== DATA PROVIDED ==
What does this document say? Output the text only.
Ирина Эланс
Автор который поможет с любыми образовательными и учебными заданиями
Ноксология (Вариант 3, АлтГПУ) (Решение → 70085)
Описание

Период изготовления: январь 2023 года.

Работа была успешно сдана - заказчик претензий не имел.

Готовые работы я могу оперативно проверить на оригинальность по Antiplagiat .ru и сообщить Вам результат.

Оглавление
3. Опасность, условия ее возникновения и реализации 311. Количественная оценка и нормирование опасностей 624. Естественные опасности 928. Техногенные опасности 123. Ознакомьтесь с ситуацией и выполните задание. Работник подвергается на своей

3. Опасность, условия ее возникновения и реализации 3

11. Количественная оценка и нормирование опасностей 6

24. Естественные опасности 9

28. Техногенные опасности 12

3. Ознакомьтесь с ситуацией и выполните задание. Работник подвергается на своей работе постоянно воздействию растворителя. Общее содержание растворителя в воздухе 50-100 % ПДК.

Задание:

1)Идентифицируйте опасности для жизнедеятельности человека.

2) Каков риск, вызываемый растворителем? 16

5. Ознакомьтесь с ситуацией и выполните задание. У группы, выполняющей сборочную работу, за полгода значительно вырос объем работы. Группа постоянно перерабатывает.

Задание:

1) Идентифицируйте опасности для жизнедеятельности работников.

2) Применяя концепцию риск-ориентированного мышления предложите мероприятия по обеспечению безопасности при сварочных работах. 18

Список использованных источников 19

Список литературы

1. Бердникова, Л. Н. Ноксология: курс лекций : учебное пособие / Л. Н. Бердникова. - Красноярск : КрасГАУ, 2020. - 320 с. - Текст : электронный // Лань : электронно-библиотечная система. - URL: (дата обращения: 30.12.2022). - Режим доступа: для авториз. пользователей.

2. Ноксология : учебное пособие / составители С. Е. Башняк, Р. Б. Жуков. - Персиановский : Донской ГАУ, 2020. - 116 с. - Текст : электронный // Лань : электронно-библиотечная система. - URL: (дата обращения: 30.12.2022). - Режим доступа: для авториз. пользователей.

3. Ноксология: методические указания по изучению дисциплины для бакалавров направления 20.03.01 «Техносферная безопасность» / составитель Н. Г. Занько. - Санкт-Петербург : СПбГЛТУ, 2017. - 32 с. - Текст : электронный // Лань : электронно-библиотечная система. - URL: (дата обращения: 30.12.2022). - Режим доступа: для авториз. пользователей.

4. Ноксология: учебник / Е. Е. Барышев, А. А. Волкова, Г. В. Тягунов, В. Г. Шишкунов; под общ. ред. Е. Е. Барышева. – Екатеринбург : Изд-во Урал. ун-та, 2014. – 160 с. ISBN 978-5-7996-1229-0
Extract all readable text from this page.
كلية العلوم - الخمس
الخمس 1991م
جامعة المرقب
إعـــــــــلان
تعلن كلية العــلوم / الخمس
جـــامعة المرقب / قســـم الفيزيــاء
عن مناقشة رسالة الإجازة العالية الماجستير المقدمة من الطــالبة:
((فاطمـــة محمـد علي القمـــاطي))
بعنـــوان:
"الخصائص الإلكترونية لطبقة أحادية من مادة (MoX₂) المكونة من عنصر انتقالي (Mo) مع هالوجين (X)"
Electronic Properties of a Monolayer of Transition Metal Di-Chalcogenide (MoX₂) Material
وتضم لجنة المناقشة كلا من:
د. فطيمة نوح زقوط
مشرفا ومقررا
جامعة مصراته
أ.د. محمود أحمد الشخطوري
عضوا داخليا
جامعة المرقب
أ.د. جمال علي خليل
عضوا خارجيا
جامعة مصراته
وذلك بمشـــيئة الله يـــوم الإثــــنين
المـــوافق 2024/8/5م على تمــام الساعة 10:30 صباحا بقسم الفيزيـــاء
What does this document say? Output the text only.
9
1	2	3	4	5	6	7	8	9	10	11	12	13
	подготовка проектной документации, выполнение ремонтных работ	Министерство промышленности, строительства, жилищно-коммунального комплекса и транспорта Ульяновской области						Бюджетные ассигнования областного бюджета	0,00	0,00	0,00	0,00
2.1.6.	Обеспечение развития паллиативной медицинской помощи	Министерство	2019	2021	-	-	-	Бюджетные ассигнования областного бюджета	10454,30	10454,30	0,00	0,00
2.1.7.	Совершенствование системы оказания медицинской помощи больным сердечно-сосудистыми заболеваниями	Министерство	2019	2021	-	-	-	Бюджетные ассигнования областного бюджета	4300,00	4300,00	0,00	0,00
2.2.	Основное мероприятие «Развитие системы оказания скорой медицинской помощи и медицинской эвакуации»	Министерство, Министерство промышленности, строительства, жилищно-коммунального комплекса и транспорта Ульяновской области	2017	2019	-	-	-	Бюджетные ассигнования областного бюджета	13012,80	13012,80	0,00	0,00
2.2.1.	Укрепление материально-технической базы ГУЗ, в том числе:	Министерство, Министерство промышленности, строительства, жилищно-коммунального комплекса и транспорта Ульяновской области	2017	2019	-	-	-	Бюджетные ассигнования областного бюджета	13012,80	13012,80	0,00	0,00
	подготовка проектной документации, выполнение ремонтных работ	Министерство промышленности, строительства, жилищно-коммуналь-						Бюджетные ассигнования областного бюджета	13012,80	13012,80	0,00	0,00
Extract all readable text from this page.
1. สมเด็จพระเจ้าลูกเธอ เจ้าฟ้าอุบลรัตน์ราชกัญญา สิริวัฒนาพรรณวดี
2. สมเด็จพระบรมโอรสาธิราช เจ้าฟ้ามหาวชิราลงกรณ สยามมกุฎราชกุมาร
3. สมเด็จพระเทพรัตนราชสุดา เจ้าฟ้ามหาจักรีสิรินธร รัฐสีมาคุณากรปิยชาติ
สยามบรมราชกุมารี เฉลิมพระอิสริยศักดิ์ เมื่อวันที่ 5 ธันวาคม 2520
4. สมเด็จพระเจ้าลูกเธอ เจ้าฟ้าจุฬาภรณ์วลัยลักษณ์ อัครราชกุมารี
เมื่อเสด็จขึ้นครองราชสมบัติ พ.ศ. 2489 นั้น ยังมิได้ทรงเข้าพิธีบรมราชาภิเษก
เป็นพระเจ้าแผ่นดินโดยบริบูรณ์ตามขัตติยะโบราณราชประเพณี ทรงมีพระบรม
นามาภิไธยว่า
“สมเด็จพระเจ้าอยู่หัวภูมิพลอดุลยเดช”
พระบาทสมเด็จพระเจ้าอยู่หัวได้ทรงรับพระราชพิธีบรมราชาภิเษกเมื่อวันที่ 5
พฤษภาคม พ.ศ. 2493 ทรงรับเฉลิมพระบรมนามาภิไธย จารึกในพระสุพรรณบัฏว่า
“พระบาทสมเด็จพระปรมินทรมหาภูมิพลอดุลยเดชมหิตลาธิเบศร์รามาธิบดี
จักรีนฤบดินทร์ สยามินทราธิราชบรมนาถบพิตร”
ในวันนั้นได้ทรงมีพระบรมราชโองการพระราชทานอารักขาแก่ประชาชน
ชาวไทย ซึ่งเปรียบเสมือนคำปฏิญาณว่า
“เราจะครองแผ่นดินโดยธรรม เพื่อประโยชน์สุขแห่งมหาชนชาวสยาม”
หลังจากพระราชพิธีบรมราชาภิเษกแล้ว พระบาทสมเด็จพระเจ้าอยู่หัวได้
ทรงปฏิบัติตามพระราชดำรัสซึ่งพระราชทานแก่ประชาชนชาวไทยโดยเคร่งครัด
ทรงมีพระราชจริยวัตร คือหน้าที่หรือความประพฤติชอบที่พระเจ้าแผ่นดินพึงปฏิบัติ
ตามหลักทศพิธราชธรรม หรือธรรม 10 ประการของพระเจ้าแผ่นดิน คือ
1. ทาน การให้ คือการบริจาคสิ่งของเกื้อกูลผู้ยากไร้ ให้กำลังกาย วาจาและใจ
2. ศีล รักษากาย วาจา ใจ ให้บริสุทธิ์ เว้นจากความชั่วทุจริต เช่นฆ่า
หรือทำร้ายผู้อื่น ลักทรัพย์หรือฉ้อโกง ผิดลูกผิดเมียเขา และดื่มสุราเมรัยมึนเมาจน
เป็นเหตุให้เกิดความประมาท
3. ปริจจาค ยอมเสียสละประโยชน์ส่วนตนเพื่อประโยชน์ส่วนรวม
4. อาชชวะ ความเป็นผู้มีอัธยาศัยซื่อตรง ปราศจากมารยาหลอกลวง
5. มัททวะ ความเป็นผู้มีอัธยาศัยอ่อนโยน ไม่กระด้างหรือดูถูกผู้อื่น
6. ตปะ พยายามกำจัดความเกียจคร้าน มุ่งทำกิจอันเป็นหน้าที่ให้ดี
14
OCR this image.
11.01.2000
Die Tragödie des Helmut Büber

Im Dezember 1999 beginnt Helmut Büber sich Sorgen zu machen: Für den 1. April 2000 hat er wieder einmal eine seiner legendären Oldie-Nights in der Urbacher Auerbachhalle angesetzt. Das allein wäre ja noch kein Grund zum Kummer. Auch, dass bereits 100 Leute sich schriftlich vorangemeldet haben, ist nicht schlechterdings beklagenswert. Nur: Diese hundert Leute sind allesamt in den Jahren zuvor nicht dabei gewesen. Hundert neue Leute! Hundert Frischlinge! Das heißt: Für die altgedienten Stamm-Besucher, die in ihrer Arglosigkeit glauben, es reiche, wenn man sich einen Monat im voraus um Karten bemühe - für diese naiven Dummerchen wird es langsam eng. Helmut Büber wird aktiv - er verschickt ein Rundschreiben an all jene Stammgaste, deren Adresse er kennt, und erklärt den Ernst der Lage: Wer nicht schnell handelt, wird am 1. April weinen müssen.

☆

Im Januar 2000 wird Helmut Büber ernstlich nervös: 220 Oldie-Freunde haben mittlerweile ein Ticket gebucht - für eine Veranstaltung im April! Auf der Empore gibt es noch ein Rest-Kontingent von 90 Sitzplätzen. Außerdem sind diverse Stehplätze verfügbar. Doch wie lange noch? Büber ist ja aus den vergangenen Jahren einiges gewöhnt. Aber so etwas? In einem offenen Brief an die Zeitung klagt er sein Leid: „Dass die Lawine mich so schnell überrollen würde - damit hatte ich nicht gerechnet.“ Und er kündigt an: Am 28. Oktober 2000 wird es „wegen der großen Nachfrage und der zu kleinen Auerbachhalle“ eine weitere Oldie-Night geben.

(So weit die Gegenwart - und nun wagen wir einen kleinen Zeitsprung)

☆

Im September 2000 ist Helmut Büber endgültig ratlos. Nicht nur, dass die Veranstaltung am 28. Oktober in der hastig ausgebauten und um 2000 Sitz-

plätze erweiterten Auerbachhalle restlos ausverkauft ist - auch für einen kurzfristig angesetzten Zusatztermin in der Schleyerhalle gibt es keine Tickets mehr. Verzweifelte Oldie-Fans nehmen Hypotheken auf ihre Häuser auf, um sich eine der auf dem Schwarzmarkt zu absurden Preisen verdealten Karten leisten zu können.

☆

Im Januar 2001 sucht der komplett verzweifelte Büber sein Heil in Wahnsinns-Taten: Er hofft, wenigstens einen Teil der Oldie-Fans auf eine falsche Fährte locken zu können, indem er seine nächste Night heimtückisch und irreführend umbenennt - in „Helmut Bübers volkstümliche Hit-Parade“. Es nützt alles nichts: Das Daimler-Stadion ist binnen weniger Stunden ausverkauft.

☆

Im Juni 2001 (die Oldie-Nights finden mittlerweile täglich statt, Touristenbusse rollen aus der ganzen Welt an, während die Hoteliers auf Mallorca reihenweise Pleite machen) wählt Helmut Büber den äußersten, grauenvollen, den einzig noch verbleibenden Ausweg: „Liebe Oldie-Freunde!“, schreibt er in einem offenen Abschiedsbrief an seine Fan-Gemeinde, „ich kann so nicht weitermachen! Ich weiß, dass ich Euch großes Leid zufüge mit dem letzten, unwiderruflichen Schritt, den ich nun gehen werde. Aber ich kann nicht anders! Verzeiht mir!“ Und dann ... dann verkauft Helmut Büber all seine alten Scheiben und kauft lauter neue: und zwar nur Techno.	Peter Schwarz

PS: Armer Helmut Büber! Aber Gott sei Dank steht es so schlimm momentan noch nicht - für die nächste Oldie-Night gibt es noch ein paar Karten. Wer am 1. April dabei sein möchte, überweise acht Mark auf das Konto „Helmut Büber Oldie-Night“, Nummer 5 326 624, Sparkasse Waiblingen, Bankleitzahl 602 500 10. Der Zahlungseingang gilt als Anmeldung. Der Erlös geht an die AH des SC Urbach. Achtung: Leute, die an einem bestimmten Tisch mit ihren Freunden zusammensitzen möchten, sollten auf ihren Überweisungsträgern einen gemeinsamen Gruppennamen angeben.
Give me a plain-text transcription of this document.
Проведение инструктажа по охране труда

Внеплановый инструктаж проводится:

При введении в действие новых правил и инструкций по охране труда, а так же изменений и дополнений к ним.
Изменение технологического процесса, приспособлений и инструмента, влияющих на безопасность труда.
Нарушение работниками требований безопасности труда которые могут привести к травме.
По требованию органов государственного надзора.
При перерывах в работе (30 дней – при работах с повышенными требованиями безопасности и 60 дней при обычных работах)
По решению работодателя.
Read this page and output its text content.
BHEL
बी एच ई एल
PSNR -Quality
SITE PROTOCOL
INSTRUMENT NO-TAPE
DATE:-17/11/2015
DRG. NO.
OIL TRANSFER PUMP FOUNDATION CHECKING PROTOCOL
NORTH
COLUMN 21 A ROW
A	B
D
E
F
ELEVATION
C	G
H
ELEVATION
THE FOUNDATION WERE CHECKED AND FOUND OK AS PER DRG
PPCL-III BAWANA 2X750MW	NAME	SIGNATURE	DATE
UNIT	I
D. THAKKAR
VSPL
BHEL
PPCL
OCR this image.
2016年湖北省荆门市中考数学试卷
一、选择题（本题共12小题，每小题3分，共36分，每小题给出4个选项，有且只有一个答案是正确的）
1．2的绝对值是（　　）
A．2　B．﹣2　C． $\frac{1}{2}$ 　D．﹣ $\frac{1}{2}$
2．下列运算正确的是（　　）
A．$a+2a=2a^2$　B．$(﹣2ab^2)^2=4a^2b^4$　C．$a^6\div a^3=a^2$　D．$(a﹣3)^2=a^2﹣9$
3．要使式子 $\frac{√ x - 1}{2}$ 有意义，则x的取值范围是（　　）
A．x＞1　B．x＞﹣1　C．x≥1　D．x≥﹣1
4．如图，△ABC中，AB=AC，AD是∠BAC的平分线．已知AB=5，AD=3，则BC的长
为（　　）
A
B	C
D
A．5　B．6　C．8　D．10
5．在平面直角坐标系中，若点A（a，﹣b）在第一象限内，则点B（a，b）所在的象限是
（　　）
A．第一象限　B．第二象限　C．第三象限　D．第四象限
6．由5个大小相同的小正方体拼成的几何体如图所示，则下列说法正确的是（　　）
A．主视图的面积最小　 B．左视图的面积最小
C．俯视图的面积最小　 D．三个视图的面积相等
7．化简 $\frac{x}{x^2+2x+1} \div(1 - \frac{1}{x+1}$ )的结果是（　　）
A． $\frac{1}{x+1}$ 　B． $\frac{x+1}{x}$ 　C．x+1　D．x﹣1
===
> SHORT EXERCISE: Go through the material and select each line with the string "возникновения" in it.

> SOLUTION TO THE EXERCISE:
3. Опасность, условия ее возникновения и реализации 311. Количественная оценка и нормирование опасностей 624. Естественные опасности 928. Техногенные опасности 123. Ознакомьтесь с ситуацией и выполните задание. Работник подвергается на своей
3. Опасность, условия ее возникновения и реализации 3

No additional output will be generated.